[Figure data in JSON]
+ + + + + + +

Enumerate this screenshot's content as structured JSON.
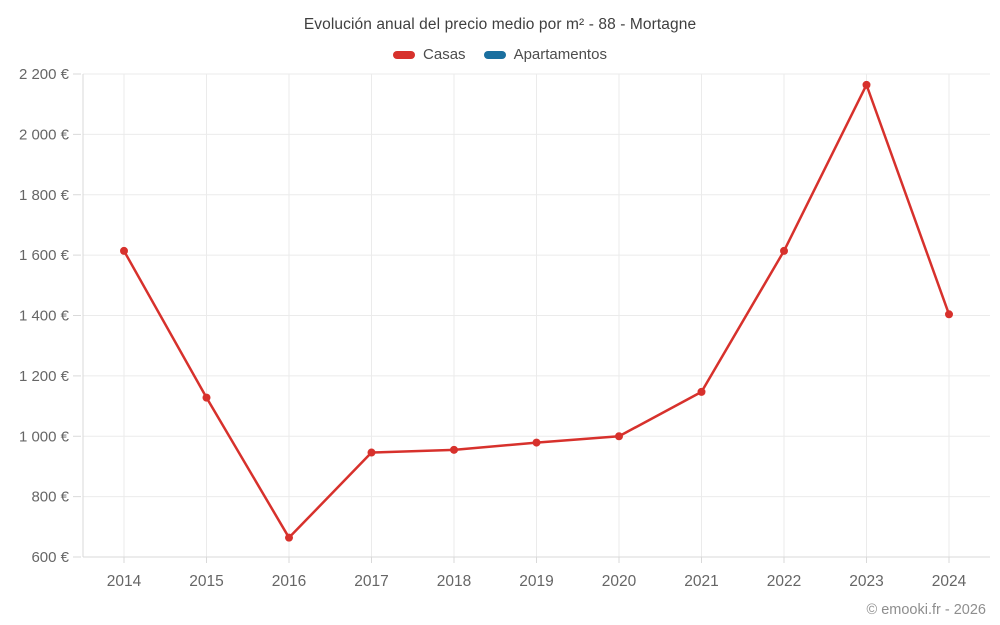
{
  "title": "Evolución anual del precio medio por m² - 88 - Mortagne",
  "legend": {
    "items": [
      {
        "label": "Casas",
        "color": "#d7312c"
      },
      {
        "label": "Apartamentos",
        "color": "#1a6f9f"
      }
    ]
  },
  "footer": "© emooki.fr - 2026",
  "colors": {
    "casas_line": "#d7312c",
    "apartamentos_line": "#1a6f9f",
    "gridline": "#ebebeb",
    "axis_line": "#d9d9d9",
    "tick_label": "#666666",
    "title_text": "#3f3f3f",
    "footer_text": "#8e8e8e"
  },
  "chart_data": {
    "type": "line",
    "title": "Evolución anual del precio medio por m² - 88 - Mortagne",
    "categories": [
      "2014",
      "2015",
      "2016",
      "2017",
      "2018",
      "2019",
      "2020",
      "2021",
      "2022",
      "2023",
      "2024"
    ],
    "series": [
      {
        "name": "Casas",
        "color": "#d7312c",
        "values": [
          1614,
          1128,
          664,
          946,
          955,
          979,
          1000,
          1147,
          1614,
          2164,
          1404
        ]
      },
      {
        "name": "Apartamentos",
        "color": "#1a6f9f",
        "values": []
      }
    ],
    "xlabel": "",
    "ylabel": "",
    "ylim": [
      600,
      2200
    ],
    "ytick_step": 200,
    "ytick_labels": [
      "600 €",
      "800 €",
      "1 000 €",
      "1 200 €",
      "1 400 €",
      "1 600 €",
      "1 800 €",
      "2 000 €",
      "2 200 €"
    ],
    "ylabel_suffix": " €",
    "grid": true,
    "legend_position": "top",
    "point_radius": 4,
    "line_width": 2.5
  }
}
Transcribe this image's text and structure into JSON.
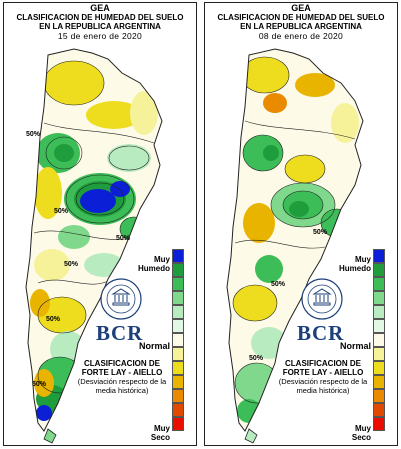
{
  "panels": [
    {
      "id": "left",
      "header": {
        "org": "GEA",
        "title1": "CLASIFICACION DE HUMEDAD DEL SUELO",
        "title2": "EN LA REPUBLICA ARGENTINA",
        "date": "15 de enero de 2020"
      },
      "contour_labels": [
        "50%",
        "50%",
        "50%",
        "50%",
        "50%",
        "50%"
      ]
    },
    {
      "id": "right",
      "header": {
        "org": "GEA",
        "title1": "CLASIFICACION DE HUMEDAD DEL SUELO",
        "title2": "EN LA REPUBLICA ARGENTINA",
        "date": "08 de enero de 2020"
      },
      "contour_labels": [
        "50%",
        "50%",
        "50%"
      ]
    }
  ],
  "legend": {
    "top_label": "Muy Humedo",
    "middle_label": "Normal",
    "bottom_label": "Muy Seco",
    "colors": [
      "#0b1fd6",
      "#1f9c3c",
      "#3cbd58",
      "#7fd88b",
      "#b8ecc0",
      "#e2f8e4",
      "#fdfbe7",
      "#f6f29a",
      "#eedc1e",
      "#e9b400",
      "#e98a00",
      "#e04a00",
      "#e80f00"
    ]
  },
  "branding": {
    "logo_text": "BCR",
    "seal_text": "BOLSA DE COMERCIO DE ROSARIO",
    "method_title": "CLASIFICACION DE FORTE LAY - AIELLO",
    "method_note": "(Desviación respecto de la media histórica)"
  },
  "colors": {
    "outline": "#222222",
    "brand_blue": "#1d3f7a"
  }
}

+ + + + + + +

Leave out the pictures and copy everything else in the records word for word.

Enumerate this screenshot's content as structured JSON.
{
  "title": "Evolución anual del precio medio por m² - 88 - Mortagne",
  "legend": {
    "items": [
      {
        "label": "Casas",
        "color": "#d7312c"
      },
      {
        "label": "Apartamentos",
        "color": "#1a6f9f"
      }
    ]
  },
  "footer": "© emooki.fr - 2026",
  "colors": {
    "casas_line": "#d7312c",
    "apartamentos_line": "#1a6f9f",
    "gridline": "#ebebeb",
    "axis_line": "#d9d9d9",
    "tick_label": "#666666",
    "title_text": "#3f3f3f",
    "footer_text": "#8e8e8e"
  },
  "chart_data": {
    "type": "line",
    "title": "Evolución anual del precio medio por m² - 88 - Mortagne",
    "categories": [
      "2014",
      "2015",
      "2016",
      "2017",
      "2018",
      "2019",
      "2020",
      "2021",
      "2022",
      "2023",
      "2024"
    ],
    "series": [
      {
        "name": "Casas",
        "color": "#d7312c",
        "values": [
          1614,
          1128,
          664,
          946,
          955,
          979,
          1000,
          1147,
          1614,
          2164,
          1404
        ]
      },
      {
        "name": "Apartamentos",
        "color": "#1a6f9f",
        "values": []
      }
    ],
    "xlabel": "",
    "ylabel": "",
    "ylim": [
      600,
      2200
    ],
    "ytick_step": 200,
    "ytick_labels": [
      "600 €",
      "800 €",
      "1 000 €",
      "1 200 €",
      "1 400 €",
      "1 600 €",
      "1 800 €",
      "2 000 €",
      "2 200 €"
    ],
    "ylabel_suffix": " €",
    "grid": true,
    "legend_position": "top",
    "point_radius": 4,
    "line_width": 2.5
  }
}
Transcribe this image's text and structure into JSON.
{
  "panels": [
    {
      "id": "left",
      "header": {
        "org": "GEA",
        "title1": "CLASIFICACION DE HUMEDAD DEL SUELO",
        "title2": "EN LA REPUBLICA ARGENTINA",
        "date": "15 de enero de 2020"
      },
      "contour_labels": [
        "50%",
        "50%",
        "50%",
        "50%",
        "50%",
        "50%"
      ]
    },
    {
      "id": "right",
      "header": {
        "org": "GEA",
        "title1": "CLASIFICACION DE HUMEDAD DEL SUELO",
        "title2": "EN LA REPUBLICA ARGENTINA",
        "date": "08 de enero de 2020"
      },
      "contour_labels": [
        "50%",
        "50%",
        "50%"
      ]
    }
  ],
  "legend": {
    "top_label": "Muy Humedo",
    "middle_label": "Normal",
    "bottom_label": "Muy Seco",
    "colors": [
      "#0b1fd6",
      "#1f9c3c",
      "#3cbd58",
      "#7fd88b",
      "#b8ecc0",
      "#e2f8e4",
      "#fdfbe7",
      "#f6f29a",
      "#eedc1e",
      "#e9b400",
      "#e98a00",
      "#e04a00",
      "#e80f00"
    ]
  },
  "branding": {
    "logo_text": "BCR",
    "seal_text": "BOLSA DE COMERCIO DE ROSARIO",
    "method_title": "CLASIFICACION DE FORTE LAY - AIELLO",
    "method_note": "(Desviación respecto de la media histórica)"
  },
  "colors": {
    "outline": "#222222",
    "brand_blue": "#1d3f7a"
  }
}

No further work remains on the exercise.